— START —
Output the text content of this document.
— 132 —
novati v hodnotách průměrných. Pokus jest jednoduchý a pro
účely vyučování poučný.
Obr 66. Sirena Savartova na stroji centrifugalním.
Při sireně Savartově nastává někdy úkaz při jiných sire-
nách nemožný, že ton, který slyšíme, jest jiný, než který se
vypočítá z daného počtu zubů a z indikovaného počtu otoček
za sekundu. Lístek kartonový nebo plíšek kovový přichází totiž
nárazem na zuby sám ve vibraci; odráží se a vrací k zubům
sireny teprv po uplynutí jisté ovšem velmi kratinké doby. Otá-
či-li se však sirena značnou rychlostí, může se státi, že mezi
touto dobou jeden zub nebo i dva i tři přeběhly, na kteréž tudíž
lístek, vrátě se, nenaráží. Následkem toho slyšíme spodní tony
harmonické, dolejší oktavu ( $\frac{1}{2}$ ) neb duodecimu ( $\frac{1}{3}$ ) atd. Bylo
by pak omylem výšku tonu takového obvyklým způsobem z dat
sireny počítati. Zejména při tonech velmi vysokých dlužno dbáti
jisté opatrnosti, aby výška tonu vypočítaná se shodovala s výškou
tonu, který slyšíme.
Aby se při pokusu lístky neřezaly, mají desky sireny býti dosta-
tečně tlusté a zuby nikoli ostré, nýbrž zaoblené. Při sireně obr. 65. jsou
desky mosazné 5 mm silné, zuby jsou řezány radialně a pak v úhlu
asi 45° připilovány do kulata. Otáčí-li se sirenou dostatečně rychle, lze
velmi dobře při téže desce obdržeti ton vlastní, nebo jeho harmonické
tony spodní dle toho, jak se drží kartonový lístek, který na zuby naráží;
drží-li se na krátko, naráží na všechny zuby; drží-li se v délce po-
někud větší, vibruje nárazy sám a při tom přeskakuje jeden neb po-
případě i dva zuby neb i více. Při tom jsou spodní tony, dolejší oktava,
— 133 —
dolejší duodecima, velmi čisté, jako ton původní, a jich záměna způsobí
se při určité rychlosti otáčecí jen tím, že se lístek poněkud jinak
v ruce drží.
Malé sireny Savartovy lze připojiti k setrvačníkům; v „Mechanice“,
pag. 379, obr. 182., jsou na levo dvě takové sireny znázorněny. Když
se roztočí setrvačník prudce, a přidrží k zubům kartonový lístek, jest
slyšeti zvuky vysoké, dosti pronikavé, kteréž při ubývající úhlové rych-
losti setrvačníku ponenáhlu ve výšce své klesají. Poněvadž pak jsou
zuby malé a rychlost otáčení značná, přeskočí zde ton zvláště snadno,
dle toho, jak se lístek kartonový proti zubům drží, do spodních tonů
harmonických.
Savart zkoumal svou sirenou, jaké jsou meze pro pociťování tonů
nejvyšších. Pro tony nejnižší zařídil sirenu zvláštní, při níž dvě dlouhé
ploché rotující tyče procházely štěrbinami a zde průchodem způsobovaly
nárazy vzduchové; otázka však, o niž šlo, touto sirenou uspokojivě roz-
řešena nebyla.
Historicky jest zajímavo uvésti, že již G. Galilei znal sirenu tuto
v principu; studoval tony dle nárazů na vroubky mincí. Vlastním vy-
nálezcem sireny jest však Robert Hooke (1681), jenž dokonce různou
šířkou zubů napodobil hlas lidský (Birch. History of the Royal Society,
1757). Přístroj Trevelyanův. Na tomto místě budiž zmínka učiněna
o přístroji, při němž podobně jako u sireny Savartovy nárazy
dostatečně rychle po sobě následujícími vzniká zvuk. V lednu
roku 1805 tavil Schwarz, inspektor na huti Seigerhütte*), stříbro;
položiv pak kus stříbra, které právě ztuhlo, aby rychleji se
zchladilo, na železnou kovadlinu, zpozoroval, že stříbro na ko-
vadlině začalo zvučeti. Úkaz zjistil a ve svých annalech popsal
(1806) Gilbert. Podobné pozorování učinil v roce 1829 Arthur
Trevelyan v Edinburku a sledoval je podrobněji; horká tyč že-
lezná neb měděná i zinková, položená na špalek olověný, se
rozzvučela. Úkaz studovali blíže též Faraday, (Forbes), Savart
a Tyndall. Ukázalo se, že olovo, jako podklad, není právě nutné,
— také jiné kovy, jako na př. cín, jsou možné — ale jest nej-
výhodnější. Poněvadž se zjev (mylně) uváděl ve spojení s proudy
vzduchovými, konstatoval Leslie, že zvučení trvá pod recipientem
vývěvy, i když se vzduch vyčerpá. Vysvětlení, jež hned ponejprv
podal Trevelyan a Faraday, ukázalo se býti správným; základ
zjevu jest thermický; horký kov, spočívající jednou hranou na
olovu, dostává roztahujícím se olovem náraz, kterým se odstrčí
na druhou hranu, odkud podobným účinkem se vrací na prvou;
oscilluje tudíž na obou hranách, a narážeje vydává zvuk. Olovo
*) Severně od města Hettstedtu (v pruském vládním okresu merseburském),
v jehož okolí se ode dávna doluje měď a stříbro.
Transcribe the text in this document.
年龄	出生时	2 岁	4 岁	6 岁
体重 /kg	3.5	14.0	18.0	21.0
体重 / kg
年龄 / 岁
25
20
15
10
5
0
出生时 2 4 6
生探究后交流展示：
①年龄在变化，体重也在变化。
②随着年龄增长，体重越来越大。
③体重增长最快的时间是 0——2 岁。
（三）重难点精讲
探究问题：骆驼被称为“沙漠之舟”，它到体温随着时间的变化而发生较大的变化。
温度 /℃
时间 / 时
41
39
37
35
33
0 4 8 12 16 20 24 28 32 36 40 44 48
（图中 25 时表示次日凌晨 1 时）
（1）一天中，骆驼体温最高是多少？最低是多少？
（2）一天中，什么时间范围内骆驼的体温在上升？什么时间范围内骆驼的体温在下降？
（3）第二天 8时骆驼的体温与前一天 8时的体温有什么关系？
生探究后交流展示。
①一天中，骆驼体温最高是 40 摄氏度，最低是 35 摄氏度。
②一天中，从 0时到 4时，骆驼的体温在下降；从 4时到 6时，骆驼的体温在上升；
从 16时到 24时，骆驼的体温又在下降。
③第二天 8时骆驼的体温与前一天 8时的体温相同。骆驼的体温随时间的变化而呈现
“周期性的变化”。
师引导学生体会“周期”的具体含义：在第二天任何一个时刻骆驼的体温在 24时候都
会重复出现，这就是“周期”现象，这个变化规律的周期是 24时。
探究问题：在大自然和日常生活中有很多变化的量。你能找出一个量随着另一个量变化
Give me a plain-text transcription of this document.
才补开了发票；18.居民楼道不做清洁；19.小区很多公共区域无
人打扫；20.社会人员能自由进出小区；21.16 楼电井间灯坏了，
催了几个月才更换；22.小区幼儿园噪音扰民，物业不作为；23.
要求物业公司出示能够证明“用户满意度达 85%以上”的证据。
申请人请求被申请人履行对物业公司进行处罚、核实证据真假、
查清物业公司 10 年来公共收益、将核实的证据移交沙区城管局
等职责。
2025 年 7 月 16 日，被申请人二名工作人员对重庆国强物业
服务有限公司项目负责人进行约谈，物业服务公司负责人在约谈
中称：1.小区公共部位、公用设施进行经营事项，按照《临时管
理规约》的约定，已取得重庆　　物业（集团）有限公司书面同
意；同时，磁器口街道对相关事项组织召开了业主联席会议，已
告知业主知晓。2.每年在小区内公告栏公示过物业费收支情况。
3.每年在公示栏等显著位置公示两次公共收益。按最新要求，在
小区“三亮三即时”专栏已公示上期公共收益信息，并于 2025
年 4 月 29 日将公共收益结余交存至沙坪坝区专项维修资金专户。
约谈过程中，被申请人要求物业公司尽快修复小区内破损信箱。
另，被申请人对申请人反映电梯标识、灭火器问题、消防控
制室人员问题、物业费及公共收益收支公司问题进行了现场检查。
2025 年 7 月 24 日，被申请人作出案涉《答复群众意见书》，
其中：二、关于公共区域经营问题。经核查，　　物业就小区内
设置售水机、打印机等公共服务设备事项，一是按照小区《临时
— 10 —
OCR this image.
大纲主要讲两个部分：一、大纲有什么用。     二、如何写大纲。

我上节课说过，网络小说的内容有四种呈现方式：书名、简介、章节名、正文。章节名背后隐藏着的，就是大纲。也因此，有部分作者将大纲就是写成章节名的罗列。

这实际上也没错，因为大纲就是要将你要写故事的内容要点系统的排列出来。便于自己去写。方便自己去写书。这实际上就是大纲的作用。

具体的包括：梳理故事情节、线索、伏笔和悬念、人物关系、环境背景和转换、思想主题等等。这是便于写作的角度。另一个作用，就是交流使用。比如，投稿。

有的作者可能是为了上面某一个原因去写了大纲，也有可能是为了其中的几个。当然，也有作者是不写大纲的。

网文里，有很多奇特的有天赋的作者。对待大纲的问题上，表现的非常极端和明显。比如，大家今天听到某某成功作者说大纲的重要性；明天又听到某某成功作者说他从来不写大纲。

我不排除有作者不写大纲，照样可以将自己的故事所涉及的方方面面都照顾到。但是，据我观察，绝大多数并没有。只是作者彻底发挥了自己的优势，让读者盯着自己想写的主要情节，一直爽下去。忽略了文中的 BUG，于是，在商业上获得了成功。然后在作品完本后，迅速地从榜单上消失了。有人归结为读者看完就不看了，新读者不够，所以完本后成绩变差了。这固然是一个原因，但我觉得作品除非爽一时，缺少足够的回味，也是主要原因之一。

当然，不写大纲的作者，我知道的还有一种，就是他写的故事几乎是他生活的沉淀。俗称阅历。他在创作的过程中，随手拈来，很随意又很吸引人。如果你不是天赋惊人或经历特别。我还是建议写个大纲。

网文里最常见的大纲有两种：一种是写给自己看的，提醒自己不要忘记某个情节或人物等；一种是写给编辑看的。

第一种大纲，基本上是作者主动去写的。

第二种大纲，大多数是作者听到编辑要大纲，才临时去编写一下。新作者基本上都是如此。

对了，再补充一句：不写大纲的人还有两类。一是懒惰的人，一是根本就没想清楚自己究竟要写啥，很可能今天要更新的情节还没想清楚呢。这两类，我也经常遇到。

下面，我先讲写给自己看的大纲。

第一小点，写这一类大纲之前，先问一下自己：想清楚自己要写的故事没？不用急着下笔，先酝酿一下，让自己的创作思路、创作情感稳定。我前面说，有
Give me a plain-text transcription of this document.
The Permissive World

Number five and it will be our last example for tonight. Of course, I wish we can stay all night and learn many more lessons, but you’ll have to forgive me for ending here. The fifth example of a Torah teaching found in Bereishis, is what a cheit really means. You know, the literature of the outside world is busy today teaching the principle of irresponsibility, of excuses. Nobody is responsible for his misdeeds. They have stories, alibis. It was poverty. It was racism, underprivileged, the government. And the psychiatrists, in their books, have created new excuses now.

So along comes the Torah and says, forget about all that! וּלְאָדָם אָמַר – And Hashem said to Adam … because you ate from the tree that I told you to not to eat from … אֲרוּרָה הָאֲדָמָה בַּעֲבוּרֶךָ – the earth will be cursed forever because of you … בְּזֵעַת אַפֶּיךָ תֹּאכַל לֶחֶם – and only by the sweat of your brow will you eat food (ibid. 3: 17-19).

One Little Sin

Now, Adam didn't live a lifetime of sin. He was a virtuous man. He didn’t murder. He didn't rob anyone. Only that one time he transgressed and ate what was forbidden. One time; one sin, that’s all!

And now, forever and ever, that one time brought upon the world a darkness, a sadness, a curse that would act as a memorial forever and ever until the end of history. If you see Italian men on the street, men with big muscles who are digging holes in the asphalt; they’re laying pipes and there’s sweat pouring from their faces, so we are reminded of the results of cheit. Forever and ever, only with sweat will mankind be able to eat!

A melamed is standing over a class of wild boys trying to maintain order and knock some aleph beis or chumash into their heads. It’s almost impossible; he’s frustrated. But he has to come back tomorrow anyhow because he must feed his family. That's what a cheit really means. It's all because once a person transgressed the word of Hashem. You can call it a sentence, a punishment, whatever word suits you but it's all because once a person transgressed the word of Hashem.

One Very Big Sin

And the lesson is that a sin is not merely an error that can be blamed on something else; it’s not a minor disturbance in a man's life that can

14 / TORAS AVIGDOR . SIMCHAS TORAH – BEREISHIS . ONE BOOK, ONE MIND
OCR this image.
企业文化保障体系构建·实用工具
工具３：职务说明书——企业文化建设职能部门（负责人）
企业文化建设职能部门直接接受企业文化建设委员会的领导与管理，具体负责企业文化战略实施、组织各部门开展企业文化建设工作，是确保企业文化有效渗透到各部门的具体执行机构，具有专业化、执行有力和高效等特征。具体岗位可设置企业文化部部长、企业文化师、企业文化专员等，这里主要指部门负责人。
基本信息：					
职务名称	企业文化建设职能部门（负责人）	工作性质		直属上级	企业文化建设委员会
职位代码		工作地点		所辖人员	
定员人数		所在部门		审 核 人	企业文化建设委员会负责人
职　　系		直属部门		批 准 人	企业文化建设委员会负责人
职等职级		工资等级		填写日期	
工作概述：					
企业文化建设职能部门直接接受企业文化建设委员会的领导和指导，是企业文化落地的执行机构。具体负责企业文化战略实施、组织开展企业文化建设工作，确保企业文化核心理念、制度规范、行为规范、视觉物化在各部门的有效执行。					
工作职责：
— END —
* [GIVEN INSTRUCTION] Copy every line of the listing containing the string "však".

* [OUTPUT FOR THIS TASK]
či-li se však sirena značnou rychlostí, může se státi, že mezi
nárazy vzduchové; otázka však, o niž šlo, touto sirenou uspokojivě roz-
nálezcem sireny jest však Robert Hooke (1681), jenž dokonce různou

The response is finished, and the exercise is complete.